• _Task prompt_:
Quote the data below in full, minus the images.

* start *

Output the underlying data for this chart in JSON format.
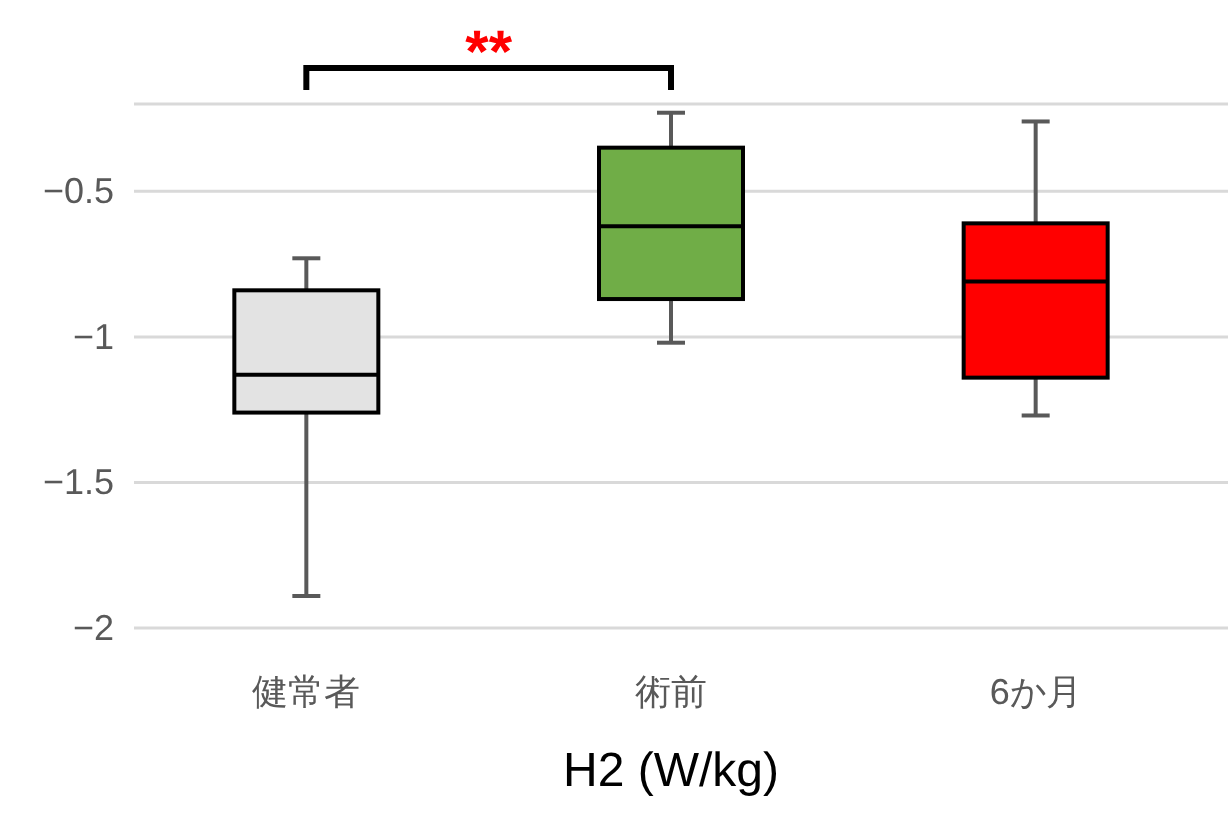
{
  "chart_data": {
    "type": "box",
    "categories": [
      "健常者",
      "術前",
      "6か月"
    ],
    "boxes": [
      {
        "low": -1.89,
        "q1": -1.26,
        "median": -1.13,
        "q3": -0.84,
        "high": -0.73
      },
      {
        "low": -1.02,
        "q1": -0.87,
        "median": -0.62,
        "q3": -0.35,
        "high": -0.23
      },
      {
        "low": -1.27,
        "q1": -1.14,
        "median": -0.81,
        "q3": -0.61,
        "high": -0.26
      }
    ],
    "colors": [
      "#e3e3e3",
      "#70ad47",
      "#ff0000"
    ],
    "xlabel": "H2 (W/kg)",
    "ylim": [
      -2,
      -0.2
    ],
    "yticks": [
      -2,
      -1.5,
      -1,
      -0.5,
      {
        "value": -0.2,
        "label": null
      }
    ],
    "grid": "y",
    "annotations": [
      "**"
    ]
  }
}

* end *

• _The answer_:
Output the underlying data for this chart in JSON format.
{
  "chart_data": {
    "type": "box",
    "categories": [
      "健常者",
      "術前",
      "6か月"
    ],
    "boxes": [
      {
        "low": -1.89,
        "q1": -1.26,
        "median": -1.13,
        "q3": -0.84,
        "high": -0.73
      },
      {
        "low": -1.02,
        "q1": -0.87,
        "median": -0.62,
        "q3": -0.35,
        "high": -0.23
      },
      {
        "low": -1.27,
        "q1": -1.14,
        "median": -0.81,
        "q3": -0.61,
        "high": -0.26
      }
    ],
    "colors": [
      "#e3e3e3",
      "#70ad47",
      "#ff0000"
    ],
    "xlabel": "H2 (W/kg)",
    "ylim": [
      -2,
      -0.2
    ],
    "yticks": [
      -2,
      -1.5,
      -1,
      -0.5,
      {
        "value": -0.2,
        "label": null
      }
    ],
    "grid": "y",
    "annotations": [
      "**"
    ]
  }
}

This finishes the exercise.